Stored entries:
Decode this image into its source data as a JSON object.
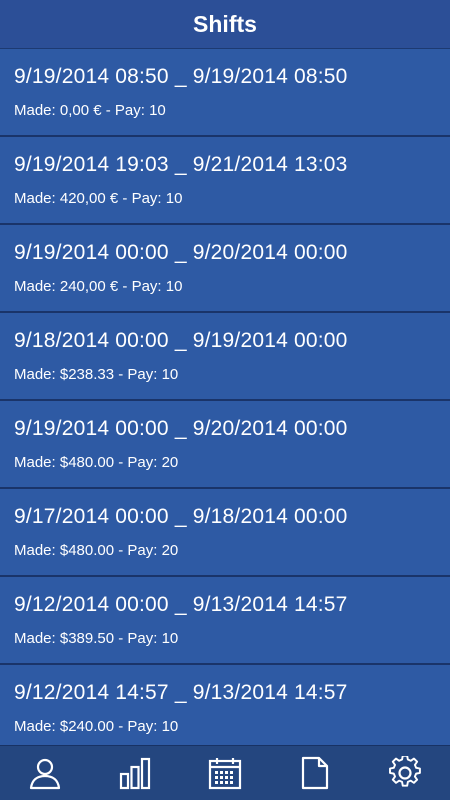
{
  "header": {
    "title": "Shifts"
  },
  "shifts": [
    {
      "range": "9/19/2014 08:50 _ 9/19/2014 08:50",
      "meta": "Made: 0,00 € - Pay: 10"
    },
    {
      "range": "9/19/2014 19:03 _ 9/21/2014 13:03",
      "meta": "Made: 420,00 € - Pay: 10"
    },
    {
      "range": "9/19/2014 00:00 _ 9/20/2014 00:00",
      "meta": "Made: 240,00 € - Pay: 10"
    },
    {
      "range": "9/18/2014 00:00 _ 9/19/2014 00:00",
      "meta": "Made: $238.33 - Pay: 10"
    },
    {
      "range": "9/19/2014 00:00 _ 9/20/2014 00:00",
      "meta": "Made: $480.00 - Pay: 20"
    },
    {
      "range": "9/17/2014 00:00 _ 9/18/2014 00:00",
      "meta": "Made: $480.00 - Pay: 20"
    },
    {
      "range": "9/12/2014 00:00 _ 9/13/2014 14:57",
      "meta": "Made: $389.50 - Pay: 10"
    },
    {
      "range": "9/12/2014 14:57 _ 9/13/2014 14:57",
      "meta": "Made: $240.00 - Pay: 10"
    }
  ],
  "tabbar": {
    "items": [
      {
        "icon": "person-icon"
      },
      {
        "icon": "bar-chart-icon"
      },
      {
        "icon": "calendar-icon"
      },
      {
        "icon": "document-icon"
      },
      {
        "icon": "gear-icon"
      }
    ]
  },
  "colors": {
    "header_bg": "#2c4f97",
    "row_bg": "#2e5aa4",
    "divider": "#1a3469",
    "tabbar_bg": "#24467f",
    "text": "#ffffff"
  }
}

The problem: Transcribe each entry precisely as given, leaving the pictures out.

Exercise answer:
Decode this image into its source data as a JSON object.
{
  "header": {
    "title": "Shifts"
  },
  "shifts": [
    {
      "range": "9/19/2014 08:50 _ 9/19/2014 08:50",
      "meta": "Made: 0,00 € - Pay: 10"
    },
    {
      "range": "9/19/2014 19:03 _ 9/21/2014 13:03",
      "meta": "Made: 420,00 € - Pay: 10"
    },
    {
      "range": "9/19/2014 00:00 _ 9/20/2014 00:00",
      "meta": "Made: 240,00 € - Pay: 10"
    },
    {
      "range": "9/18/2014 00:00 _ 9/19/2014 00:00",
      "meta": "Made: $238.33 - Pay: 10"
    },
    {
      "range": "9/19/2014 00:00 _ 9/20/2014 00:00",
      "meta": "Made: $480.00 - Pay: 20"
    },
    {
      "range": "9/17/2014 00:00 _ 9/18/2014 00:00",
      "meta": "Made: $480.00 - Pay: 20"
    },
    {
      "range": "9/12/2014 00:00 _ 9/13/2014 14:57",
      "meta": "Made: $389.50 - Pay: 10"
    },
    {
      "range": "9/12/2014 14:57 _ 9/13/2014 14:57",
      "meta": "Made: $240.00 - Pay: 10"
    }
  ],
  "tabbar": {
    "items": [
      {
        "icon": "person-icon"
      },
      {
        "icon": "bar-chart-icon"
      },
      {
        "icon": "calendar-icon"
      },
      {
        "icon": "document-icon"
      },
      {
        "icon": "gear-icon"
      }
    ]
  },
  "colors": {
    "header_bg": "#2c4f97",
    "row_bg": "#2e5aa4",
    "divider": "#1a3469",
    "tabbar_bg": "#24467f",
    "text": "#ffffff"
  }
}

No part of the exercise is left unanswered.